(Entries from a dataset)
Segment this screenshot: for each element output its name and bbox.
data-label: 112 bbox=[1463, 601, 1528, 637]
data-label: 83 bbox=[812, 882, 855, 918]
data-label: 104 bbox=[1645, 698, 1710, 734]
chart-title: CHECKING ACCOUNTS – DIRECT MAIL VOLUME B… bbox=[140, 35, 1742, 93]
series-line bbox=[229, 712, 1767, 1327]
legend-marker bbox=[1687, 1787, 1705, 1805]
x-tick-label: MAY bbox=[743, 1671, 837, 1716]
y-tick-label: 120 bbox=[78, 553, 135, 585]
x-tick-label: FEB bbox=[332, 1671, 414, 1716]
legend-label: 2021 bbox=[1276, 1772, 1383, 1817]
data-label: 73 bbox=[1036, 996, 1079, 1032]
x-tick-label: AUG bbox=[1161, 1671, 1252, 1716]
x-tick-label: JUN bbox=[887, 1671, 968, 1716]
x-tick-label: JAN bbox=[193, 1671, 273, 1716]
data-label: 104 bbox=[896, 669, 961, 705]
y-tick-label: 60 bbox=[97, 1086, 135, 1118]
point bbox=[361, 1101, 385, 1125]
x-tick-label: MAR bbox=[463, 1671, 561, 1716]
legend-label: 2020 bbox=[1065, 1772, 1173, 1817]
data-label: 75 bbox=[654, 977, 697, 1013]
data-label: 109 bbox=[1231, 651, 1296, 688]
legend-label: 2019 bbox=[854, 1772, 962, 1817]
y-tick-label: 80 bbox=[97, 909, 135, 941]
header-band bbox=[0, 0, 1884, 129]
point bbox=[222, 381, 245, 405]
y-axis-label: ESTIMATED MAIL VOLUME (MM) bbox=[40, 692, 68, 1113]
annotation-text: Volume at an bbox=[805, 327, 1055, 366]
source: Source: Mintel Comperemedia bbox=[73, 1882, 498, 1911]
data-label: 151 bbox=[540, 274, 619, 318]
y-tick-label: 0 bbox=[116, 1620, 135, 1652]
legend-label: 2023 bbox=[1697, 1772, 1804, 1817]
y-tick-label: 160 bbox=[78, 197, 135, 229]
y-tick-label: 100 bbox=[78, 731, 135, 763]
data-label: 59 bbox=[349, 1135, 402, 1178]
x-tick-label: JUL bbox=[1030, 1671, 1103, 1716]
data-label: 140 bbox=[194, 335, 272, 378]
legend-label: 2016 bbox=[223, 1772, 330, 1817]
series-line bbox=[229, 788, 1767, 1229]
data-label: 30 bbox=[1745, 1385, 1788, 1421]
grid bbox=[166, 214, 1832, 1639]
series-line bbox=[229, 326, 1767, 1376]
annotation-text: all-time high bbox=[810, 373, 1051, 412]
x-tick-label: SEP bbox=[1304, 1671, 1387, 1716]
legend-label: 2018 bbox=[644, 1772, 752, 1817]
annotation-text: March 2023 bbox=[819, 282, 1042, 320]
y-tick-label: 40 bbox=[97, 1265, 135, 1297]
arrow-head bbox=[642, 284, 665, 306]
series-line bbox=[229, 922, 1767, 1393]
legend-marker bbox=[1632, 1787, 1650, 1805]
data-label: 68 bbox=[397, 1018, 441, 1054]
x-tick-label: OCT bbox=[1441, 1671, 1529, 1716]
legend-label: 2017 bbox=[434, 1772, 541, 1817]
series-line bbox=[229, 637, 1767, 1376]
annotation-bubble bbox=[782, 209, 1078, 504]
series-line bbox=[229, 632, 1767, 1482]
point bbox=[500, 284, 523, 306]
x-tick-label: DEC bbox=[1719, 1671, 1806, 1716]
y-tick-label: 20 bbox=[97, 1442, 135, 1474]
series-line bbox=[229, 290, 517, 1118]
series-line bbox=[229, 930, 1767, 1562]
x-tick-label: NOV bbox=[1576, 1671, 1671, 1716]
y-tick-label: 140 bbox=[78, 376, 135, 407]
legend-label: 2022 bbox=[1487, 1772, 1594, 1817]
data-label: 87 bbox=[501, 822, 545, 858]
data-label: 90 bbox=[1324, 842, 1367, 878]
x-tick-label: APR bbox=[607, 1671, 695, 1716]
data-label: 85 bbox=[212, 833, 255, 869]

AIM OF THE EXERCISE
Show every line of the material above that contains the string "MAIL".

EXPECTED ANSWER
chart-title: CHECKING ACCOUNTS – DIRECT MAIL VOLUME B… bbox=[140, 35, 1742, 93]
y-axis-label: ESTIMATED MAIL VOLUME (MM) bbox=[40, 692, 68, 1113]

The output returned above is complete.